#### [Information given]

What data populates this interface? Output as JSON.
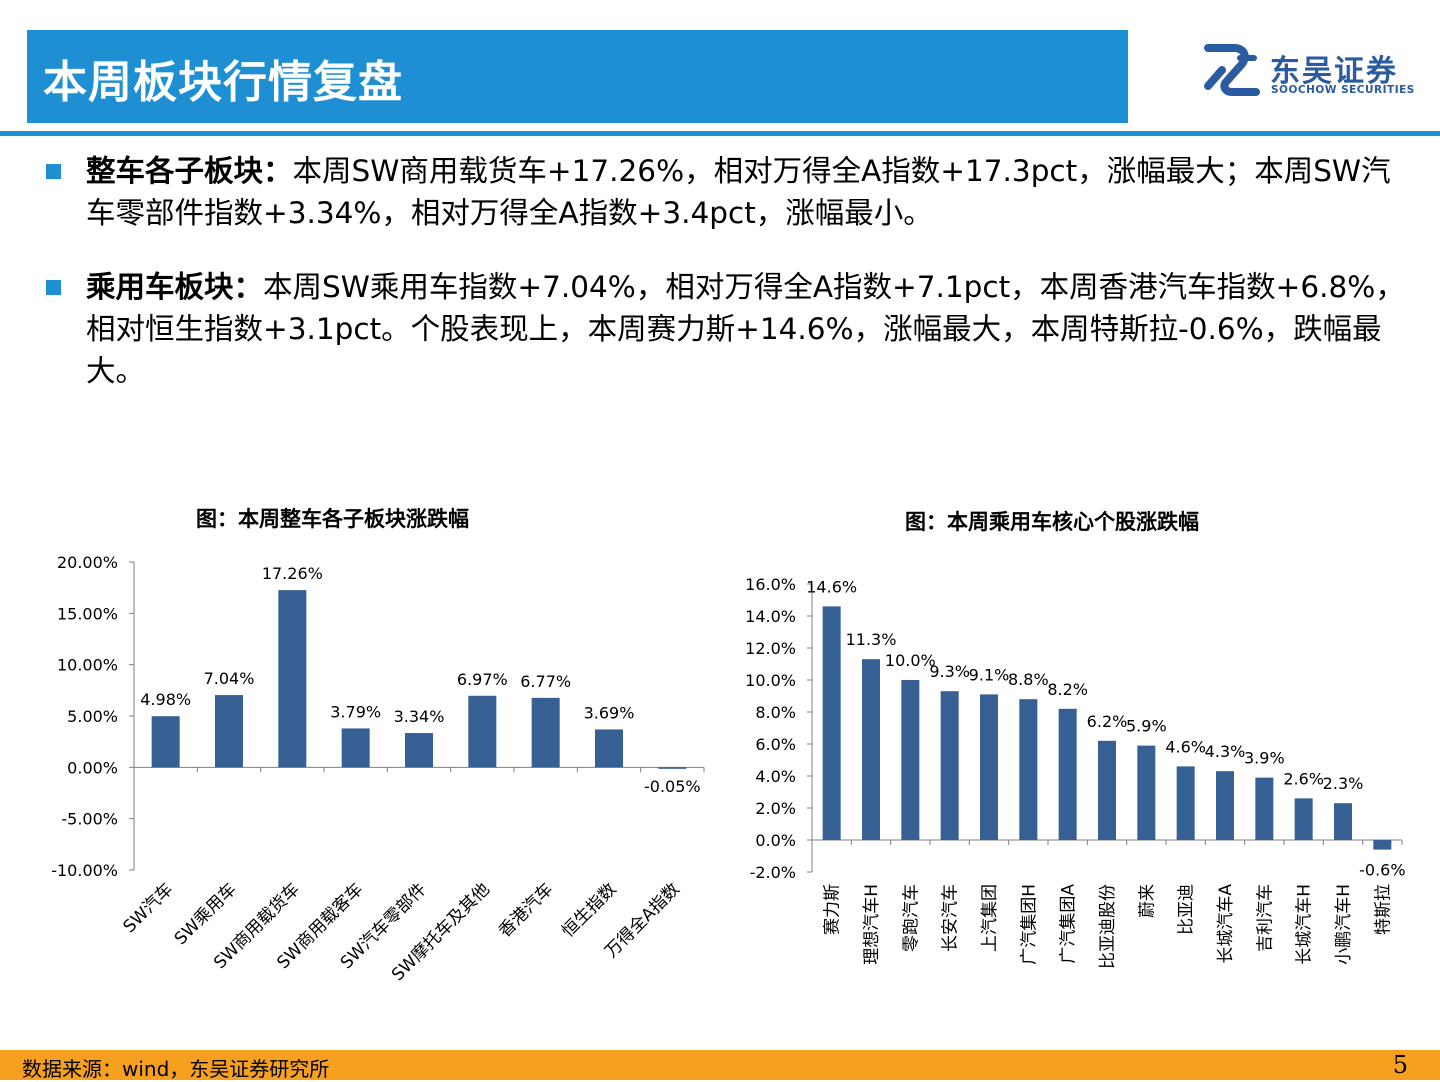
{
  "header": {
    "title": "本周板块行情复盘",
    "logo_cn": "东吴证券",
    "logo_en": "SOOCHOW SECURITIES"
  },
  "colors": {
    "accent": "#1e8fd3",
    "bar": "#365f94",
    "footer": "#f6a020",
    "logo": "#2a5aa0"
  },
  "bullets": [
    {
      "label": "整车各子板块：",
      "text": "本周SW商用载货车+17.26%，相对万得全A指数+17.3pct，涨幅最大；本周SW汽车零部件指数+3.34%，相对万得全A指数+3.4pct，涨幅最小。"
    },
    {
      "label": "乘用车板块：",
      "text": "本周SW乘用车指数+7.04%，相对万得全A指数+7.1pct，本周香港汽车指数+6.8%，相对恒生指数+3.1pct。个股表现上，本周赛力斯+14.6%，涨幅最大，本周特斯拉-0.6%，跌幅最大。"
    }
  ],
  "chart_data": [
    {
      "type": "bar",
      "title": "图：本周整车各子板块涨跌幅",
      "categories": [
        "SW汽车",
        "SW乘用车",
        "SW商用载货车",
        "SW商用载客车",
        "SW汽车零部件",
        "SW摩托车及其他",
        "香港汽车",
        "恒生指数",
        "万得全A指数"
      ],
      "values": [
        4.98,
        7.04,
        17.26,
        3.79,
        3.34,
        6.97,
        6.77,
        3.69,
        -0.05
      ],
      "data_labels": [
        "4.98%",
        "7.04%",
        "17.26%",
        "3.79%",
        "3.34%",
        "6.97%",
        "6.77%",
        "3.69%",
        "-0.05%"
      ],
      "ylim": [
        -10,
        20
      ],
      "yticks": [
        20,
        15,
        10,
        5,
        0,
        -5,
        -10
      ],
      "ytick_labels": [
        "20.00%",
        "15.00%",
        "10.00%",
        "5.00%",
        "0.00%",
        "-5.00%",
        "-10.00%"
      ],
      "xlabel": "",
      "ylabel": "",
      "grid": false,
      "legend": "none"
    },
    {
      "type": "bar",
      "title": "图：本周乘用车核心个股涨跌幅",
      "categories": [
        "赛力斯",
        "理想汽车H",
        "零跑汽车",
        "长安汽车",
        "上汽集团",
        "广汽集团H",
        "广汽集团A",
        "比亚迪股份",
        "蔚来",
        "比亚迪",
        "长城汽车A",
        "吉利汽车",
        "长城汽车H",
        "小鹏汽车H",
        "特斯拉"
      ],
      "values": [
        14.6,
        11.3,
        10.0,
        9.3,
        9.1,
        8.8,
        8.2,
        6.2,
        5.9,
        4.6,
        4.3,
        3.9,
        2.6,
        2.3,
        -0.6
      ],
      "data_labels": [
        "14.6%",
        "11.3%",
        "10.0%",
        "9.3%",
        "9.1%",
        "8.8%",
        "8.2%",
        "6.2%",
        "5.9%",
        "4.6%",
        "4.3%",
        "3.9%",
        "2.6%",
        "2.3%",
        "-0.6%"
      ],
      "ylim": [
        -2,
        16
      ],
      "yticks": [
        16,
        14,
        12,
        10,
        8,
        6,
        4,
        2,
        0,
        -2
      ],
      "ytick_labels": [
        "16.0%",
        "14.0%",
        "12.0%",
        "10.0%",
        "8.0%",
        "6.0%",
        "4.0%",
        "2.0%",
        "0.0%",
        "-2.0%"
      ],
      "xlabel": "",
      "ylabel": "",
      "grid": false,
      "legend": "none"
    }
  ],
  "footer": {
    "source": "数据来源：wind，东吴证券研究所",
    "page": "5"
  }
}
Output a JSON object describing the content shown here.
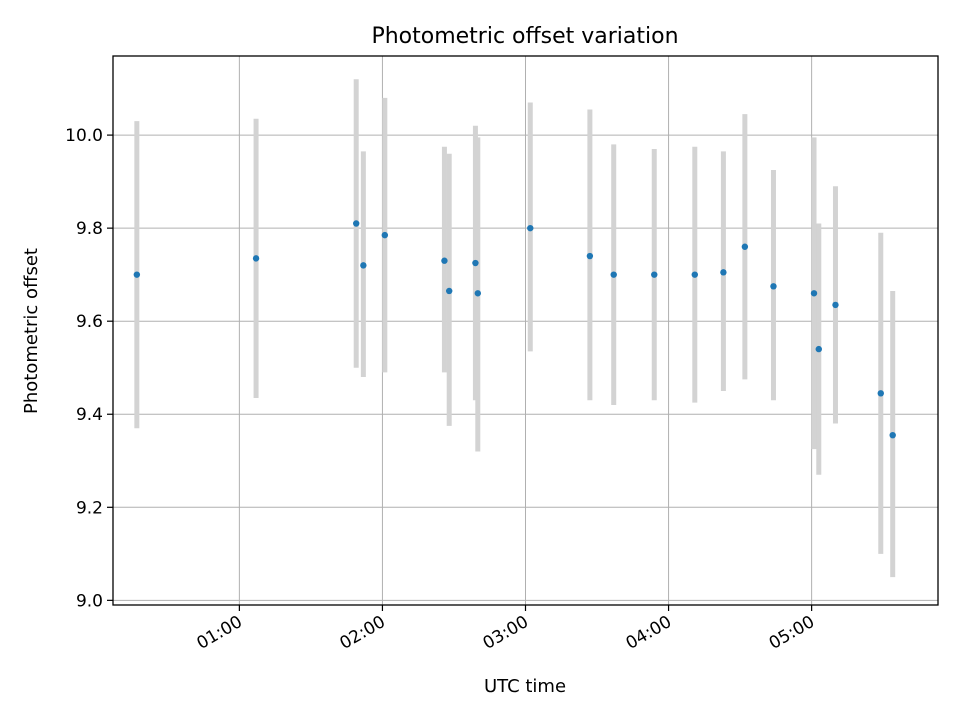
{
  "chart_data": {
    "type": "scatter",
    "title": "Photometric offset variation",
    "xlabel": "UTC time",
    "ylabel": "Photometric offset",
    "xlim": [
      "00:07",
      "05:53"
    ],
    "ylim": [
      8.99,
      10.17
    ],
    "x_ticks": [
      "01:00",
      "02:00",
      "03:00",
      "04:00",
      "05:00"
    ],
    "y_ticks": [
      "9.0",
      "9.2",
      "9.4",
      "9.6",
      "9.8",
      "10.0"
    ],
    "grid": true,
    "marker_color": "#1f77b4",
    "errorbar_color": "#d3d3d3",
    "points": [
      {
        "x": "00:17",
        "y": 9.7,
        "ylow": 9.37,
        "yhigh": 10.03
      },
      {
        "x": "01:07",
        "y": 9.735,
        "ylow": 9.435,
        "yhigh": 10.035
      },
      {
        "x": "01:49",
        "y": 9.81,
        "ylow": 9.5,
        "yhigh": 10.12
      },
      {
        "x": "01:52",
        "y": 9.72,
        "ylow": 9.48,
        "yhigh": 9.965
      },
      {
        "x": "02:01",
        "y": 9.785,
        "ylow": 9.49,
        "yhigh": 10.08
      },
      {
        "x": "02:26",
        "y": 9.73,
        "ylow": 9.49,
        "yhigh": 9.975
      },
      {
        "x": "02:28",
        "y": 9.665,
        "ylow": 9.375,
        "yhigh": 9.96
      },
      {
        "x": "02:39",
        "y": 9.725,
        "ylow": 9.43,
        "yhigh": 10.02
      },
      {
        "x": "02:40",
        "y": 9.66,
        "ylow": 9.32,
        "yhigh": 9.995
      },
      {
        "x": "03:02",
        "y": 9.8,
        "ylow": 9.535,
        "yhigh": 10.07
      },
      {
        "x": "03:27",
        "y": 9.74,
        "ylow": 9.43,
        "yhigh": 10.055
      },
      {
        "x": "03:37",
        "y": 9.7,
        "ylow": 9.42,
        "yhigh": 9.98
      },
      {
        "x": "03:54",
        "y": 9.7,
        "ylow": 9.43,
        "yhigh": 9.97
      },
      {
        "x": "04:11",
        "y": 9.7,
        "ylow": 9.425,
        "yhigh": 9.975
      },
      {
        "x": "04:23",
        "y": 9.705,
        "ylow": 9.45,
        "yhigh": 9.965
      },
      {
        "x": "04:32",
        "y": 9.76,
        "ylow": 9.475,
        "yhigh": 10.045
      },
      {
        "x": "04:44",
        "y": 9.675,
        "ylow": 9.43,
        "yhigh": 9.925
      },
      {
        "x": "05:01",
        "y": 9.66,
        "ylow": 9.325,
        "yhigh": 9.995
      },
      {
        "x": "05:03",
        "y": 9.54,
        "ylow": 9.27,
        "yhigh": 9.81
      },
      {
        "x": "05:10",
        "y": 9.635,
        "ylow": 9.38,
        "yhigh": 9.89
      },
      {
        "x": "05:29",
        "y": 9.445,
        "ylow": 9.1,
        "yhigh": 9.79
      },
      {
        "x": "05:34",
        "y": 9.355,
        "ylow": 9.05,
        "yhigh": 9.665
      }
    ]
  }
}
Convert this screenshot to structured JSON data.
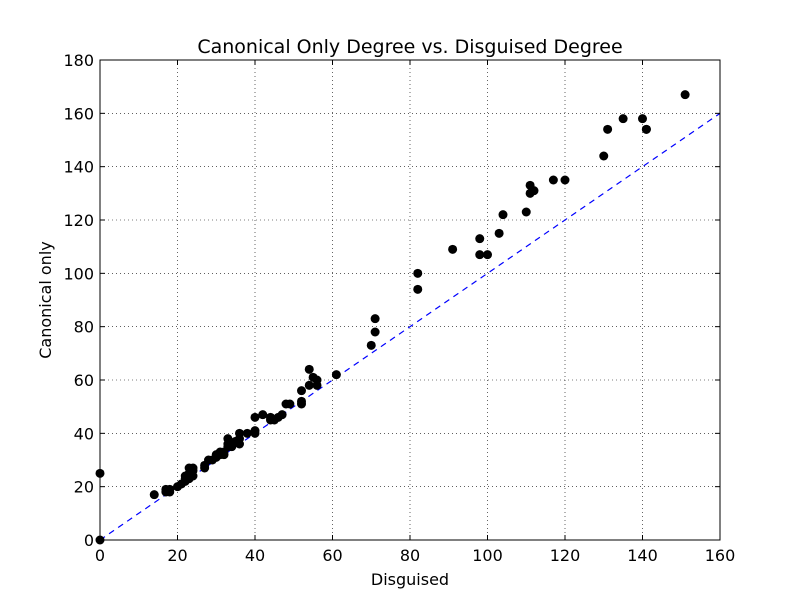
{
  "chart_data": {
    "type": "scatter",
    "title": "Canonical Only Degree vs. Disguised Degree",
    "xlabel": "Disguised",
    "ylabel": "Canonical only",
    "xlim": [
      0,
      160
    ],
    "ylim": [
      0,
      180
    ],
    "xticks": [
      0,
      20,
      40,
      60,
      80,
      100,
      120,
      140,
      160
    ],
    "yticks": [
      0,
      20,
      40,
      60,
      80,
      100,
      120,
      140,
      160,
      180
    ],
    "grid": true,
    "marker_color": "#000000",
    "reference_line": {
      "style": "dashed",
      "color": "#0000ff",
      "x": [
        0,
        160
      ],
      "y": [
        0,
        160
      ]
    },
    "points": [
      [
        0,
        25
      ],
      [
        0,
        0
      ],
      [
        14,
        17
      ],
      [
        17,
        18
      ],
      [
        17,
        19
      ],
      [
        18,
        18
      ],
      [
        18,
        19
      ],
      [
        20,
        20
      ],
      [
        21,
        21
      ],
      [
        22,
        22
      ],
      [
        22,
        23
      ],
      [
        22,
        24
      ],
      [
        23,
        27
      ],
      [
        23,
        23
      ],
      [
        23,
        25
      ],
      [
        24,
        24
      ],
      [
        24,
        27
      ],
      [
        24,
        26
      ],
      [
        27,
        27
      ],
      [
        27,
        28
      ],
      [
        28,
        30
      ],
      [
        29,
        30
      ],
      [
        30,
        32
      ],
      [
        30,
        31
      ],
      [
        31,
        33
      ],
      [
        31,
        32
      ],
      [
        32,
        33
      ],
      [
        32,
        32
      ],
      [
        33,
        35
      ],
      [
        33,
        36
      ],
      [
        33,
        38
      ],
      [
        34,
        36
      ],
      [
        34,
        35
      ],
      [
        35,
        37
      ],
      [
        36,
        38
      ],
      [
        36,
        36
      ],
      [
        36,
        40
      ],
      [
        38,
        40
      ],
      [
        40,
        40
      ],
      [
        40,
        41
      ],
      [
        40,
        46
      ],
      [
        42,
        47
      ],
      [
        44,
        45
      ],
      [
        44,
        46
      ],
      [
        45,
        45
      ],
      [
        46,
        46
      ],
      [
        47,
        47
      ],
      [
        48,
        51
      ],
      [
        49,
        51
      ],
      [
        52,
        51
      ],
      [
        52,
        52
      ],
      [
        52,
        56
      ],
      [
        54,
        58
      ],
      [
        54,
        64
      ],
      [
        55,
        61
      ],
      [
        56,
        58
      ],
      [
        56,
        60
      ],
      [
        61,
        62
      ],
      [
        70,
        73
      ],
      [
        71,
        78
      ],
      [
        71,
        83
      ],
      [
        82,
        94
      ],
      [
        82,
        100
      ],
      [
        91,
        109
      ],
      [
        98,
        107
      ],
      [
        98,
        113
      ],
      [
        100,
        107
      ],
      [
        103,
        115
      ],
      [
        104,
        122
      ],
      [
        110,
        123
      ],
      [
        111,
        130
      ],
      [
        111,
        133
      ],
      [
        112,
        131
      ],
      [
        117,
        135
      ],
      [
        120,
        135
      ],
      [
        130,
        144
      ],
      [
        131,
        154
      ],
      [
        135,
        158
      ],
      [
        140,
        158
      ],
      [
        141,
        154
      ],
      [
        141,
        154
      ],
      [
        151,
        167
      ]
    ]
  }
}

#### [Exercise objective]
Exactly how many lines contain "xlabel"? State the number and nothing else.

#### [Result for this exercise]
4